- [Instructions to follow]:
Copy every entry precisely.

- [Task inputs]:

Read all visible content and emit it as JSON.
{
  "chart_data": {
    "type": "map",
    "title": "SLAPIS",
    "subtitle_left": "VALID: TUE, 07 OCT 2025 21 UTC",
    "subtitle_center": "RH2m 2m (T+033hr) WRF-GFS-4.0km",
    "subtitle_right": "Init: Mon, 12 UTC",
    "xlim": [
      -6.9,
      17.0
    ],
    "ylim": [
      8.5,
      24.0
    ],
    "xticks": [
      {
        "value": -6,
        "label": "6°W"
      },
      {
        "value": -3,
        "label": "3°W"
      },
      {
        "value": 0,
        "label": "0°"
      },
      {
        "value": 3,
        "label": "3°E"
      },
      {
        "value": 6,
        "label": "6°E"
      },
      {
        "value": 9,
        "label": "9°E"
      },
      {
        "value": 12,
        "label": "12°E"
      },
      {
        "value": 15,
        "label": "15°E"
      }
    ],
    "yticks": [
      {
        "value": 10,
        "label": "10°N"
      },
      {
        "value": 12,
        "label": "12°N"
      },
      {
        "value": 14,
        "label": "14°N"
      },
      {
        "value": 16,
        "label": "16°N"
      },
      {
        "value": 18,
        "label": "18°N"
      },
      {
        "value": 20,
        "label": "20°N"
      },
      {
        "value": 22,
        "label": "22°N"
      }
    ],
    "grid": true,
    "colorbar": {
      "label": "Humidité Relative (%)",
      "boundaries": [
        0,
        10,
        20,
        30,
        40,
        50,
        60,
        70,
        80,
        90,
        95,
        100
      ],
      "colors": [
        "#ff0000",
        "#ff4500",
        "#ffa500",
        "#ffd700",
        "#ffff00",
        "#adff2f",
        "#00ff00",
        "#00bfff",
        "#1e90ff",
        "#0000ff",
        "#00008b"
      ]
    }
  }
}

- [Final result]:
Read all visible content and emit it as JSON.
{
  "chart_data": {
    "type": "map",
    "title": "SLAPIS",
    "subtitle_left": "VALID: TUE, 07 OCT 2025 21 UTC",
    "subtitle_center": "RH2m 2m (T+033hr) WRF-GFS-4.0km",
    "subtitle_right": "Init: Mon, 12 UTC",
    "xlim": [
      -6.9,
      17.0
    ],
    "ylim": [
      8.5,
      24.0
    ],
    "xticks": [
      {
        "value": -6,
        "label": "6°W"
      },
      {
        "value": -3,
        "label": "3°W"
      },
      {
        "value": 0,
        "label": "0°"
      },
      {
        "value": 3,
        "label": "3°E"
      },
      {
        "value": 6,
        "label": "6°E"
      },
      {
        "value": 9,
        "label": "9°E"
      },
      {
        "value": 12,
        "label": "12°E"
      },
      {
        "value": 15,
        "label": "15°E"
      }
    ],
    "yticks": [
      {
        "value": 10,
        "label": "10°N"
      },
      {
        "value": 12,
        "label": "12°N"
      },
      {
        "value": 14,
        "label": "14°N"
      },
      {
        "value": 16,
        "label": "16°N"
      },
      {
        "value": 18,
        "label": "18°N"
      },
      {
        "value": 20,
        "label": "20°N"
      },
      {
        "value": 22,
        "label": "22°N"
      }
    ],
    "grid": true,
    "colorbar": {
      "label": "Humidité Relative (%)",
      "boundaries": [
        0,
        10,
        20,
        30,
        40,
        50,
        60,
        70,
        80,
        90,
        95,
        100
      ],
      "colors": [
        "#ff0000",
        "#ff4500",
        "#ffa500",
        "#ffd700",
        "#ffff00",
        "#adff2f",
        "#00ff00",
        "#00bfff",
        "#1e90ff",
        "#0000ff",
        "#00008b"
      ]
    }
  }
}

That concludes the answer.